-- ENSEMBLE DE CONSIGNES --
a) Dans le texte sur la caricature et la prohibition de l'image, que représente la caricature évoquée au premier motif ?
b) Poursuivez le texte sur la caricature et la prohibition de l'image après sa dernière phrase.

-- TEXTE À LIRE --

Caricature et prohibition de l’image

Au moment où la vague d’émotion engendrée par l’affaire des caricatures se transforme en dangereux délire, et permet toutes les exploitations politiques il faut revenir sur les motifs de cette réaction, y compris théologiques

On en avance généralement quatre :

– Le contenu « idéologique » de la caricature représentant Mahomet avec une bombe en guise de turban. Elle contribuerait à nourrir la confusion islam = terrorisme et donc le thème du clash des civilisations. Bien entendu, cette caricature était passablement stupide et l’analyse qui la sous-tend plutôt ambiguë. Mais, en une période où même George W Bush répète le mantra « ne faisons pas d’amalgames, l’islam n’est pas l’islamisme ni le terrorisme », la liberté d’expression continue à inclure celle de dire ou de dessiner des choses stupides ou simplificatrices. Par ailleurs, brûler des consulats pour prouver que l’on n’est pas terroriste est aussi contre-productif que d’incendier des voitures pour démontrer que l’on n’est pas de la racaille et afin de réclamer le respect.

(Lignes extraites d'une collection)

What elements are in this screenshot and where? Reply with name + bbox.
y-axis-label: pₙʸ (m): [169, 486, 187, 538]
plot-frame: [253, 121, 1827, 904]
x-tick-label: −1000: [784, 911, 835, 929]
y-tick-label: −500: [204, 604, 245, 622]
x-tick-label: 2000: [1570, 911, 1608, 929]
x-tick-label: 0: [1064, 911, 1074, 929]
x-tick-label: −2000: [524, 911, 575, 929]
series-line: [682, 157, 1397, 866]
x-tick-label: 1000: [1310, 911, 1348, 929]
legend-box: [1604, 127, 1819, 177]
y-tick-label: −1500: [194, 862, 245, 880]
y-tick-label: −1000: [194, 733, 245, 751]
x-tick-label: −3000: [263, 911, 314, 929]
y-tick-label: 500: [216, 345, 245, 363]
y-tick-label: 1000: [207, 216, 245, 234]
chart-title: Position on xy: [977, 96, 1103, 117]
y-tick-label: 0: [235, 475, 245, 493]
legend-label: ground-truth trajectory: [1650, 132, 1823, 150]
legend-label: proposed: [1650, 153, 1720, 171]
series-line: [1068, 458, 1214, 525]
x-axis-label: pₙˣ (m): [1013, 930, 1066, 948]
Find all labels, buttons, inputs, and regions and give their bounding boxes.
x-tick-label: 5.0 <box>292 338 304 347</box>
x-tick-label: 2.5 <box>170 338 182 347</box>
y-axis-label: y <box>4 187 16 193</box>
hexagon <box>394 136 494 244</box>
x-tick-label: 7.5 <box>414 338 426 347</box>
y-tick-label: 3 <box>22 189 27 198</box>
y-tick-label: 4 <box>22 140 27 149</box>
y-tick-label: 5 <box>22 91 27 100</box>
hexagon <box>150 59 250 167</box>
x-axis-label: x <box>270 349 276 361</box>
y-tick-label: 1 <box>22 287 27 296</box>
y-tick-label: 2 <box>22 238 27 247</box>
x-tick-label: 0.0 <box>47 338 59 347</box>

-- RÉPONSES PAR NUMÉRO --
a) Elle représente Mahomet avec une bombe en guise de turban.

b)
– Le caractère insultant de l’image pour tous les musulmans. Là encore, il n’est pas question de nier l’émotion sincère que peut éprouver un vrai musulman devant toute attaque envers le prophète. Elle est tout aussi sincère que celle d’un Juif qui voit Israël traité d’État nazi ou celle d’un catholique confronté à des plaisanteries sur la sexualité du pape ou à une image mêlant crucifix et croix gammée. Mais quelle émotion faut-il privilégier : celle du descendant d’esclaves qui s’indigne que l’on parle des bienfaits de la colonisation ou celle du fils de pieds-noirs ou de harkis ? Celle de l’homosexuel qui se sent stigmatisé ou celle du monothéiste dont la religion condamne, après tout, le péché de Sodome ? Celle du musulman qui ne supporte pas que l’on « stigmatise » le mariage islamique ou celle de la féministe ? La compétition des victimes et l’invocation récurrente des droits de la souffrance comme critères politiques trouvent ici leur limite. Et surtout on en mesure aujourd’hui les conséquences pratiques : qui oserait encore tourner «La vie de Brian » ? Qui osera rééditer demain « le Fanatisme ou Mahomet» de Voltaire ?

– La représentation du prophète serait insupportable pour des musulmans (et à plus forte raison dans une caricature). Or cette prohibition est loin d’être unanime dans l’Oumma. Certaines traditions prohibent toute représentation d’hommes ou d’animaux (voir plus loin), d’autres représentent la figure humaine, y compris celle du Prophète, d’autres enfin, comme dans certaines miniatures, représentent des visages, mais masquent celui de Mahomet au moyen d’un voile ou d’une flamme.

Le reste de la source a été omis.